### STATED TASK 1
Please pick out every line of the records that contains the string "heading", and copy each one in full.

Under testing I’m getting good results using the following code to determine if crossing the startline. Please note the code is missing some bound tests which would prevent division by zero, etc.

#define FALSE 0
#define TRUE 1
#define _PI 3.14159
#define MIN(x, y) (((x) < (y)) ? (x) : (y))
#define MAX(x, y) (((x) > (y)) ? (x) : (y))
#define DEGTORAD(deg) (((deg)*2.0*_PI)/360.0)
#define RADTODEG(rad) (((rad)*360.0)/(2.0*_PI))
#define LINE_WIDTH 100.0
#define LINE_WIDTH_2 (LINE_WIDTH/2.0)
#define PROJECTION_DISTANCE 100.0
//startline endpoints
unsigned long sf1x, sf1y, sf2x, sf2y;
//define startline
void StartLine(float sx, float sy) {
float tx, ty; //projected track coordinates
float m, b; //slope & y-intercept
float temp;
//project racetrack along current heading
tx = PROJECTION_DISTANCE*cos(DEGTORAD((float)StartHdg));
ty = PROJECTION_DISTANCE*sin(DEGTORAD((float)StartHdg));
//projected racetrack slope & y-intercept
m = (sy - ty)/(sx - tx); //note: error here in previously posted code
b = sy - (m*sx);
//perpendicular (startline) slope & y-intercept
m = (-1.0/m);
b = sy - (m*sx);
//define endpoints of perpendicular
temp = sx + LINE_WIDTH_2;
sf1y = (unsigned long)(m*temp + b);
sf1x = (unsigned long)temp;
temp -= LINE_WIDTH;
sf2y = (unsigned long)(m*temp + b);
sf2x = (unsigned long)temp;
}
//2d line intersection
unsigned char LineIntersection(unsigned long x1, unsigned long y1, unsigned long x2, unsigned long y2) {
long z1, z2, z3, z4;
int s1, s2, s3, s4;
//quick rejection test
if (!(MAX(sf1x, sf2x) >= MIN(x1, x2) && MAX(x1, x2) >= MIN(sf1x, sf2x) &&
MAX(sf1y, sf2y) >= MIN(y1, y2) && MAX(y1, y2) >= MIN(sf1y, sf2y))) {
return FALSE;
}
//straddle tests
if ((z1 = ((x1 - sf1x)*(sf2y - sf1y)) - ((y1 - sf1y)*(sf2x - sf1x))) < 0)

### STATED TASK 2
According to the start-line code post, what is the posted code missing?

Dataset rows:

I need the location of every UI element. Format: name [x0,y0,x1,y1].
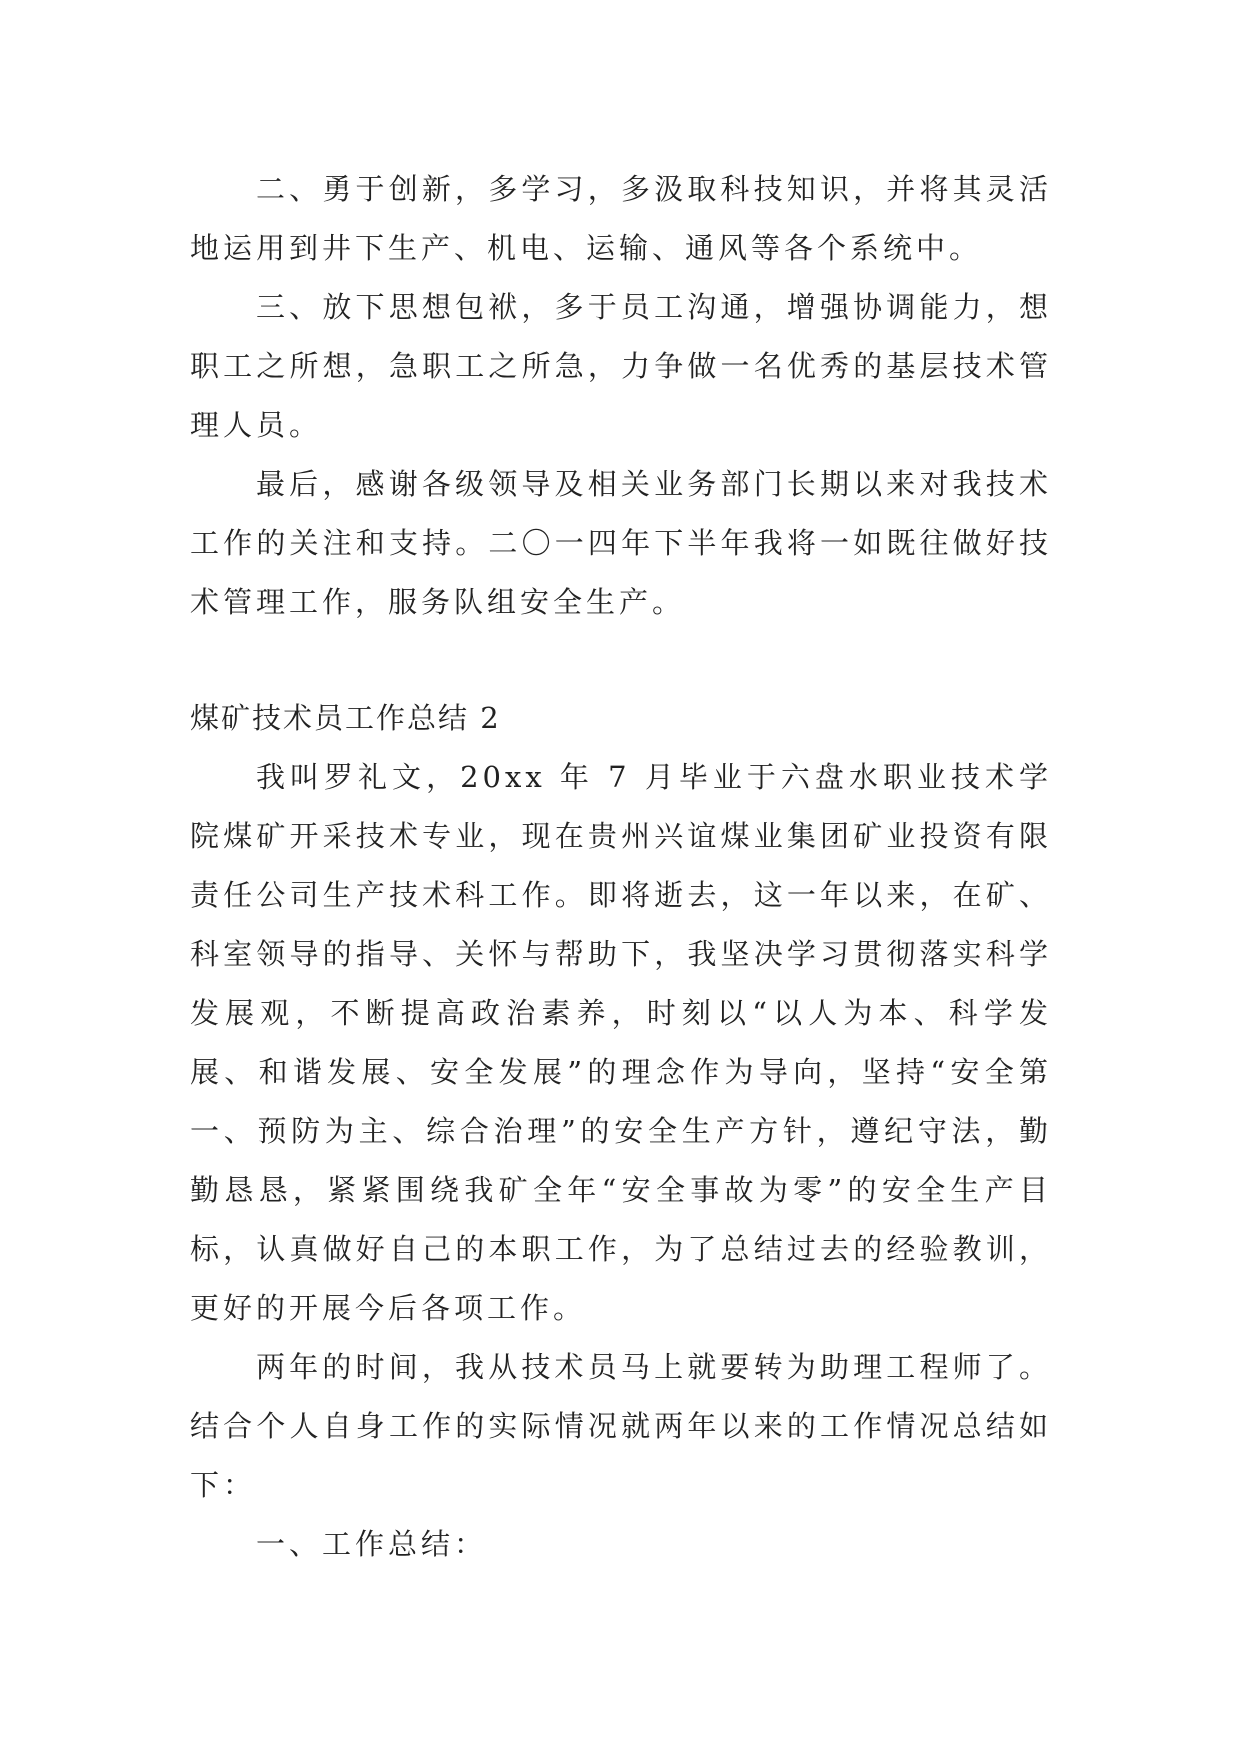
document-body [190,160,1052,1574]
section-heading: 煤矿技术员工作总结 2 [190,701,501,735]
paragraph-thanks: 最后，感谢各级领导及相关业务部门长期以来对我技术工作的关注和支持。二〇一四年下半年我将一如既往做好技术管理工作，服务队组安全生产。 [190,467,1052,619]
paragraph-work-summary-heading: 一、工作总结： [256,1527,488,1561]
paragraph-innovation: 二、勇于创新，多学习，多汲取科技知识，并将其灵活地运用到井下生产、机电、运输、通风等各个系统中。 [190,172,1052,265]
paragraph-introduction: 我叫罗礼文，20xx 年 7 月毕业于六盘水职业技术学院煤矿开采技术专业，现在贵州兴谊煤业集团矿业投资有限责任公司生产技术科工作。即将逝去，这一年以来，在矿、科室领导的指导、关怀与帮助下，我坚决学习贯彻落实科学发展观，不断提高政治素养，时刻以“以人为本、科学发展、和谐发展、安全发展”的理念作为导向，坚持“安全第一、预防为主、综合治理”的安全生产方针，遵纪守法，勤勤恳恳，紧紧围绕我矿全年“安全事故为零”的安全生产目标，认真做好自己的本职工作，为了总结过去的经验教训，更好的开展今后各项工作。 [190,760,1052,1325]
paragraph-two-years: 两年的时间，我从技术员马上就要转为助理工程师了。结合个人自身工作的实际情况就两年以来的工作情况总结如下： [190,1350,1052,1502]
paragraph-communication: 三、放下思想包袱，多于员工沟通，增强协调能力，想职工之所想，急职工之所急，力争做一名优秀的基层技术管理人员。 [190,290,1052,442]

### OUTPUT 1
section-heading: 煤矿技术员工作总结 2 [190,701,501,735]
paragraph-work-summary-heading: 一、工作总结： [256,1527,488,1561]

### OUTPUT 2
Some bound tests that would prevent division by zero.